TASK REQUIREMENTS -> State how many lines of the listing below include the word "claude". Give only the number.

DATA LISTING ->

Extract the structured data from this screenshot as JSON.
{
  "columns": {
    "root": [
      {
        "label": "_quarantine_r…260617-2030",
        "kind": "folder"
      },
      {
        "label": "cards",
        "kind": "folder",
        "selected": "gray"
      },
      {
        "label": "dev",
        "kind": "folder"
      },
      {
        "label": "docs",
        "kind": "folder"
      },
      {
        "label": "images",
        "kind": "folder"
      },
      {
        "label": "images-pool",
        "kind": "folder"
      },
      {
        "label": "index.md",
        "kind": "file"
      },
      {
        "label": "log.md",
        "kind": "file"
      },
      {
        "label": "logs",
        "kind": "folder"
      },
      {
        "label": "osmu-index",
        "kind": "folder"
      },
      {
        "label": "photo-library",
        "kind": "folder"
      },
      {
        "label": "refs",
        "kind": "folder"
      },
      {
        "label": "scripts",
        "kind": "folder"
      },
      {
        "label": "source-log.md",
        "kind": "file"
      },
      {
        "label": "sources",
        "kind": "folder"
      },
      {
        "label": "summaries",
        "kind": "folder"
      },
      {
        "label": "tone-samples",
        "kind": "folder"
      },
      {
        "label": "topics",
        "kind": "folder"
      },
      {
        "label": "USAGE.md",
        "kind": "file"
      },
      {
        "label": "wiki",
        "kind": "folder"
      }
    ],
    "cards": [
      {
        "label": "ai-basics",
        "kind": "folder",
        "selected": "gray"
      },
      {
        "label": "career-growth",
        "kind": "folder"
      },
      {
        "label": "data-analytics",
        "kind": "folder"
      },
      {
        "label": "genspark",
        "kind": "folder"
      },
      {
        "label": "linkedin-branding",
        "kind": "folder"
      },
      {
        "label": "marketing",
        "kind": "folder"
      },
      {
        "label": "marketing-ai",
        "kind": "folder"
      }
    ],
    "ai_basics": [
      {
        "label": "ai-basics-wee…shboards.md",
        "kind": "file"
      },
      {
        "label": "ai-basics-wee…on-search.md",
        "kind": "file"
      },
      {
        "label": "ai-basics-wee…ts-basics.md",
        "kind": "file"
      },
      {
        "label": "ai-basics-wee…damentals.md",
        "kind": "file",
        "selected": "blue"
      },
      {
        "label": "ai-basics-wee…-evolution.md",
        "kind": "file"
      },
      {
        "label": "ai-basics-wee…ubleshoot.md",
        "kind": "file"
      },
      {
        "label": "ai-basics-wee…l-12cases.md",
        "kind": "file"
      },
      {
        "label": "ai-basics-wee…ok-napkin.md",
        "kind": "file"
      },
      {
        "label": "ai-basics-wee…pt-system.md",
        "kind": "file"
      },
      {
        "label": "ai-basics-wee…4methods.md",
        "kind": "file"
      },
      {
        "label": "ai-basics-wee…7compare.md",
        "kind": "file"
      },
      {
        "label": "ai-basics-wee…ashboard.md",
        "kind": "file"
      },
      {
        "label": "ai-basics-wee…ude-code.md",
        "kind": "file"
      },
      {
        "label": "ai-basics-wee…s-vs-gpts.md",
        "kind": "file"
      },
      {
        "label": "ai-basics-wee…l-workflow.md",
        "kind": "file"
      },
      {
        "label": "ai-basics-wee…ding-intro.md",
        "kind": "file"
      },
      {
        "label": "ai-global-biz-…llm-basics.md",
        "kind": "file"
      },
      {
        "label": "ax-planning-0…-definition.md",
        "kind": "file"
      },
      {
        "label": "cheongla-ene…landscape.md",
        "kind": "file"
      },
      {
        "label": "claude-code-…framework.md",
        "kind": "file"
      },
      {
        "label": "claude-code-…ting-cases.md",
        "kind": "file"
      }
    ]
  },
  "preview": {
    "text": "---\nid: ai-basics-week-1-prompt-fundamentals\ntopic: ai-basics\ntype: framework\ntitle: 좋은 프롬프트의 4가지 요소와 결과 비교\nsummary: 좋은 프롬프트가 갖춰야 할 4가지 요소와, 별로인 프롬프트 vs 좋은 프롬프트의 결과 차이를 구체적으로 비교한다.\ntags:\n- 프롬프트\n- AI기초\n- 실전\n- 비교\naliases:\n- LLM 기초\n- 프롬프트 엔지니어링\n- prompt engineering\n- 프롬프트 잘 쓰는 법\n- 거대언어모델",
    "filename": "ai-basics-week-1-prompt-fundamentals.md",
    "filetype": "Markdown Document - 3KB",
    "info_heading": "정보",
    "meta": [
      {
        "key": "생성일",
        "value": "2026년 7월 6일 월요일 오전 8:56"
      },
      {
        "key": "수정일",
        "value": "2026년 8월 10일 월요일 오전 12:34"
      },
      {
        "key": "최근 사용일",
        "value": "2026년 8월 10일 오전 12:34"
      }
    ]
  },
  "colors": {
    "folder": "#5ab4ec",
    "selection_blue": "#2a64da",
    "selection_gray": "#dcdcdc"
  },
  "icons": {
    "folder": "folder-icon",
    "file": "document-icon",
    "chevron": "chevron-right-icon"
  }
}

EXPECTED ANSWER -> 2